• **Task goal**
From the listing below, pull out every line where the string "author" appears.

• **Data for this task**
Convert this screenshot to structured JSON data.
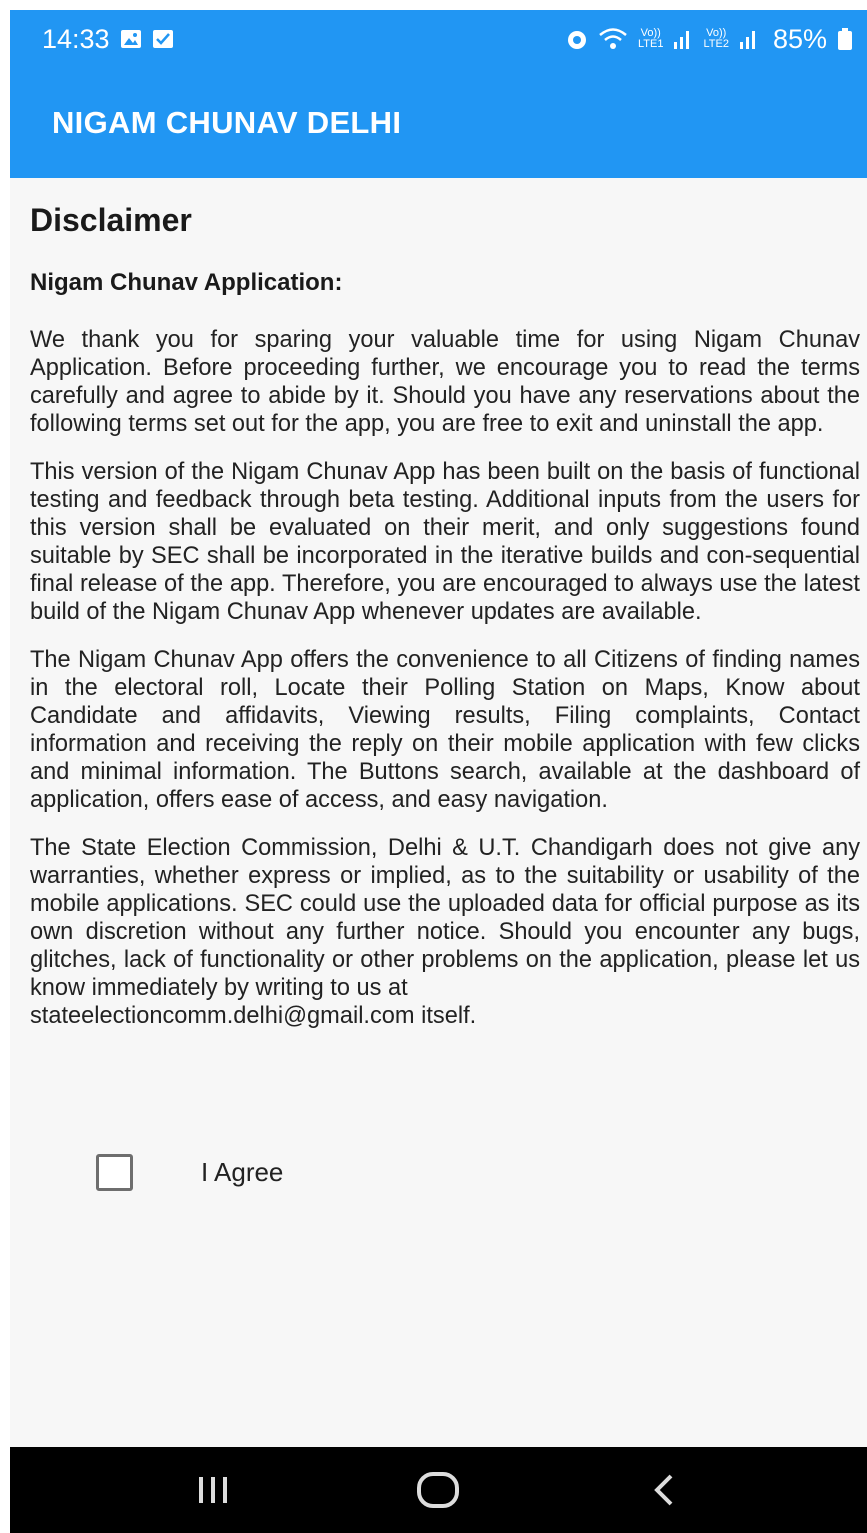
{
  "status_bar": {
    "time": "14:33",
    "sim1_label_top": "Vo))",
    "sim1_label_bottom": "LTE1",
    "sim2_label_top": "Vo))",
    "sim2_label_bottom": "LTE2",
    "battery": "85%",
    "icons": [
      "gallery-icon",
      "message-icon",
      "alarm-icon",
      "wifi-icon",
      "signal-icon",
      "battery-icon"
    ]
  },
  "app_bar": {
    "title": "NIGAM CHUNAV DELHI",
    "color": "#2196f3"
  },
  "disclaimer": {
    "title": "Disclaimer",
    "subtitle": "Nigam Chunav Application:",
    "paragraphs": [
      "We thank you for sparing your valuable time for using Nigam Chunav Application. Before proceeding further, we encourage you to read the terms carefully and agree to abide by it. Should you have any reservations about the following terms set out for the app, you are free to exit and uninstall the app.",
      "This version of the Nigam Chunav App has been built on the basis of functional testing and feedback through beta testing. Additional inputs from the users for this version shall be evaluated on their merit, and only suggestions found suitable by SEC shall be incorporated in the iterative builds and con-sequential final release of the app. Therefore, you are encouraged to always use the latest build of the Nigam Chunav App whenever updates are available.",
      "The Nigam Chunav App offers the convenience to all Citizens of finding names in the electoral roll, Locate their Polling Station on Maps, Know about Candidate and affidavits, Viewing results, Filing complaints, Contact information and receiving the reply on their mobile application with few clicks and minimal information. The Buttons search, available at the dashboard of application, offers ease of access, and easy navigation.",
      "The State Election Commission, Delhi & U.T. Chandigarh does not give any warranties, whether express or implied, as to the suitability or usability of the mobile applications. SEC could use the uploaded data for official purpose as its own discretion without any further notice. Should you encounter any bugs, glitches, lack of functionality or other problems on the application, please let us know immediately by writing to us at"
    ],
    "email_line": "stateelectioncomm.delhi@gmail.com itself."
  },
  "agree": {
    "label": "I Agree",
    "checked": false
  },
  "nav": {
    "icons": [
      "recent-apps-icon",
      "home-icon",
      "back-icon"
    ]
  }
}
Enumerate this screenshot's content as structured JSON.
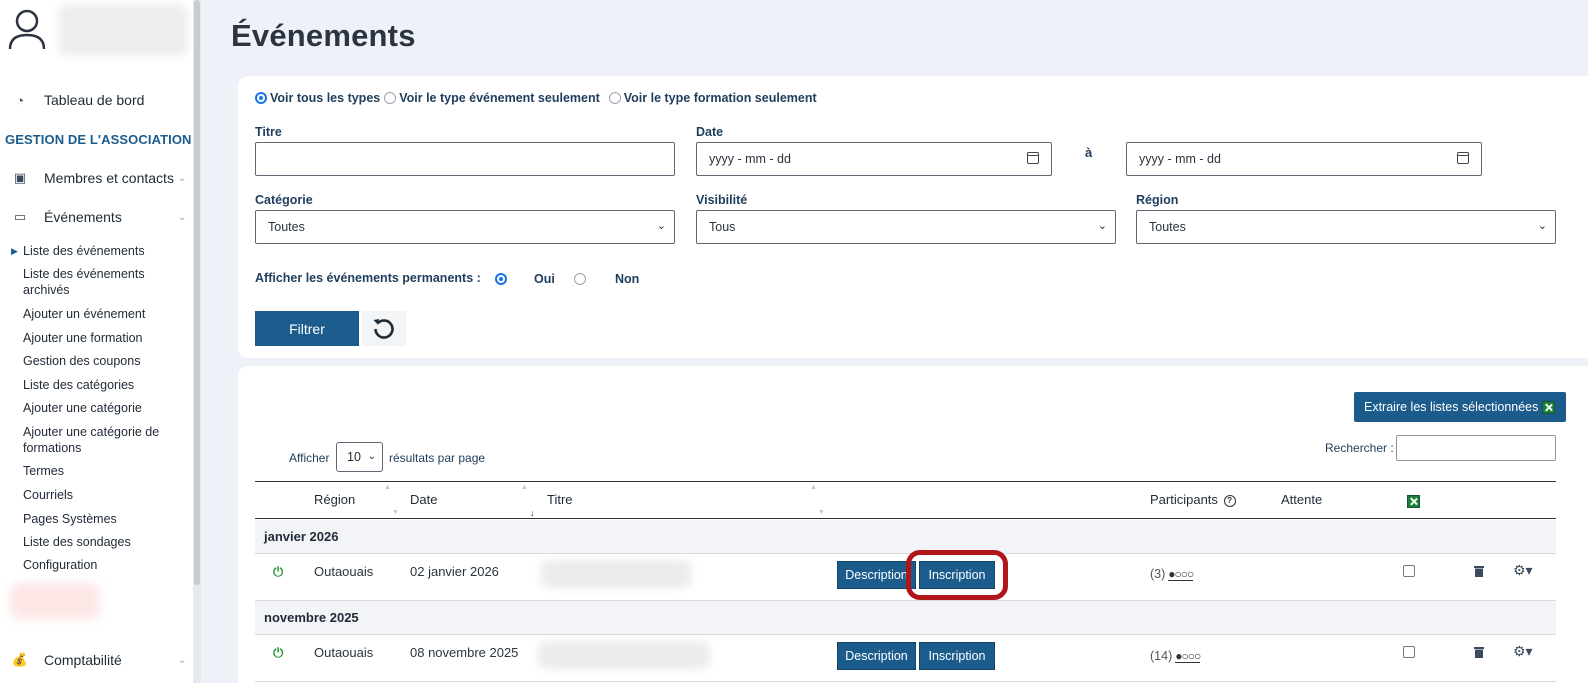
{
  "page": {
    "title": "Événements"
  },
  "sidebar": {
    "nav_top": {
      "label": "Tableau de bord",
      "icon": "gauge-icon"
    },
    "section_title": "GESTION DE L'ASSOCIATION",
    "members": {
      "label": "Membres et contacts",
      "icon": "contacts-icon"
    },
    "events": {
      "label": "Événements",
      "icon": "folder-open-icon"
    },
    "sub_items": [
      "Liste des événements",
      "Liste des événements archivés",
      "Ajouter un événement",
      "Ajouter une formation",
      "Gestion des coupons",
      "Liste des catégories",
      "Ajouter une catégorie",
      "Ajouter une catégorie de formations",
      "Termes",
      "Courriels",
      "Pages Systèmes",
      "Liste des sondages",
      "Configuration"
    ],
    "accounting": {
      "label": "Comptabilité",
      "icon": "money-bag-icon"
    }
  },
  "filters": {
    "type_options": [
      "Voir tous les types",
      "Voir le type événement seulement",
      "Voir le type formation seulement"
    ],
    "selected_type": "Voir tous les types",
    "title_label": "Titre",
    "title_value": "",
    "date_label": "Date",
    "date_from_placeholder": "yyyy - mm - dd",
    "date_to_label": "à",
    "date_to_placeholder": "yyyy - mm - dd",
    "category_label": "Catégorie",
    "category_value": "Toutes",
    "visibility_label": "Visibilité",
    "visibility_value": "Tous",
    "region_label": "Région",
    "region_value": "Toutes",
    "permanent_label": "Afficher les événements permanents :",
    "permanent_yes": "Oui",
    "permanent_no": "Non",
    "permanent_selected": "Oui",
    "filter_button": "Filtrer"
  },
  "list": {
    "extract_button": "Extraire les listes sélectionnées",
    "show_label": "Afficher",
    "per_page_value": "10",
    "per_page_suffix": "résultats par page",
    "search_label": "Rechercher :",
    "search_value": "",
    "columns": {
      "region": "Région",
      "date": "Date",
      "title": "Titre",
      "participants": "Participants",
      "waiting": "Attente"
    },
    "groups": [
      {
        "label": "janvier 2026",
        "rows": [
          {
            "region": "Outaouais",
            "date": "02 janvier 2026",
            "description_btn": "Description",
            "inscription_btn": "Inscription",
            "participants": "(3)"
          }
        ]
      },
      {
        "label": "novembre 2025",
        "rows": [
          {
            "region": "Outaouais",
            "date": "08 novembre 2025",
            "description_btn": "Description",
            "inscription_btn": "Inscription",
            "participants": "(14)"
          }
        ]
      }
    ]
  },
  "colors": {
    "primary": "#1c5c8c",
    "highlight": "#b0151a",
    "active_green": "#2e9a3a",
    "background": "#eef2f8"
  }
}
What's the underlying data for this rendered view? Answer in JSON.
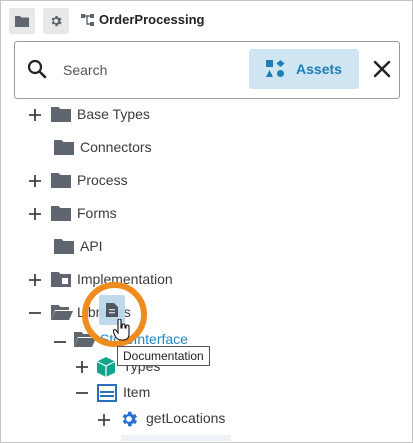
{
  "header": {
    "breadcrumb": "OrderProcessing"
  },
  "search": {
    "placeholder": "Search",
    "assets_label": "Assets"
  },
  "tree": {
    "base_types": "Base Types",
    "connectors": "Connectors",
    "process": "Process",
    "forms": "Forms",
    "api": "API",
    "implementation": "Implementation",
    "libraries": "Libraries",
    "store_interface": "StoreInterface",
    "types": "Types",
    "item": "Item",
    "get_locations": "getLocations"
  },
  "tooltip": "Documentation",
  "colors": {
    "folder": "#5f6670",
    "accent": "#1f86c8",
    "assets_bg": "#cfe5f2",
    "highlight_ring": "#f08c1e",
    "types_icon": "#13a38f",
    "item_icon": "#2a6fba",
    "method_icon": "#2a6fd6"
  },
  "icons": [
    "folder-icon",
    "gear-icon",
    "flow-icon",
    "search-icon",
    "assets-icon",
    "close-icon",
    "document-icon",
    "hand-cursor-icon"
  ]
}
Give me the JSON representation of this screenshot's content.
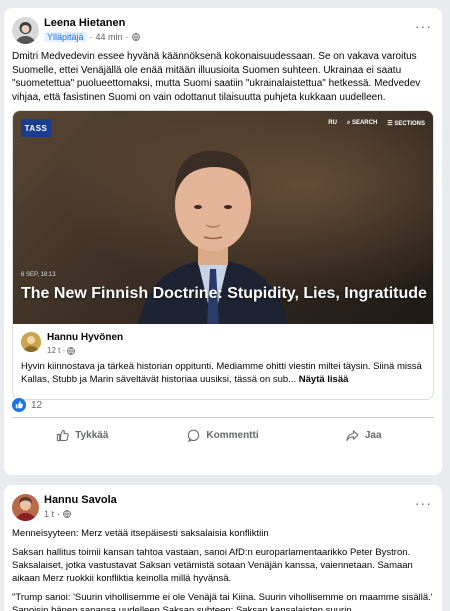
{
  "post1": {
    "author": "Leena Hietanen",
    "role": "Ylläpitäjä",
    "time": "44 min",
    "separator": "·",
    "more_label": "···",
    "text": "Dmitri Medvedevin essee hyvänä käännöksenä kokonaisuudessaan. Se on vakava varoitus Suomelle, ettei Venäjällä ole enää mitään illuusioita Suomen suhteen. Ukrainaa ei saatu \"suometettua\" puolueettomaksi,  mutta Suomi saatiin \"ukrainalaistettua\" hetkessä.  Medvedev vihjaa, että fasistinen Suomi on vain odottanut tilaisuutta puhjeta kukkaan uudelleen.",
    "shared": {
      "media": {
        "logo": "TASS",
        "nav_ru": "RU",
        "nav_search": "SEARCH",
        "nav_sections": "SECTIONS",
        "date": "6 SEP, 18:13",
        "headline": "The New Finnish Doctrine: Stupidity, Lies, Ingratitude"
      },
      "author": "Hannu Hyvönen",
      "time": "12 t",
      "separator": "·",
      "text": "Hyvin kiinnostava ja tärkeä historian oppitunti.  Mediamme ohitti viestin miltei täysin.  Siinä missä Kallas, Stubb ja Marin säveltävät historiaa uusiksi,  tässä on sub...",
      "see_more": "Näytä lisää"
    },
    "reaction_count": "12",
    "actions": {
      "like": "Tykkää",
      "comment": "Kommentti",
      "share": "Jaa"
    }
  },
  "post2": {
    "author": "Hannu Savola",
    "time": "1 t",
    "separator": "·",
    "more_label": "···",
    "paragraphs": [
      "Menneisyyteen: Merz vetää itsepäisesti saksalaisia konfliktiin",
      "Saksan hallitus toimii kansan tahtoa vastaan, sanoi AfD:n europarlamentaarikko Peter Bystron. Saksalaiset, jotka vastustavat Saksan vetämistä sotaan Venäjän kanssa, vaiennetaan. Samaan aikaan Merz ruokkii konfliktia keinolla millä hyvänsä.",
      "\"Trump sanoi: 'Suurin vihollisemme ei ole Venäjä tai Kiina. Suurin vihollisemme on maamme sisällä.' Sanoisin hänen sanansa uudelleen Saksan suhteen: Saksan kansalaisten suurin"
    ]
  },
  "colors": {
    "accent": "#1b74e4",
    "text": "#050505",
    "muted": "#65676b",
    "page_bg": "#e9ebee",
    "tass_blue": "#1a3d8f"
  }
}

• **Task solution**
    "author": "Leena Hietanen",
      "author": "Hannu Hyvönen",
    "author": "Hannu Savola",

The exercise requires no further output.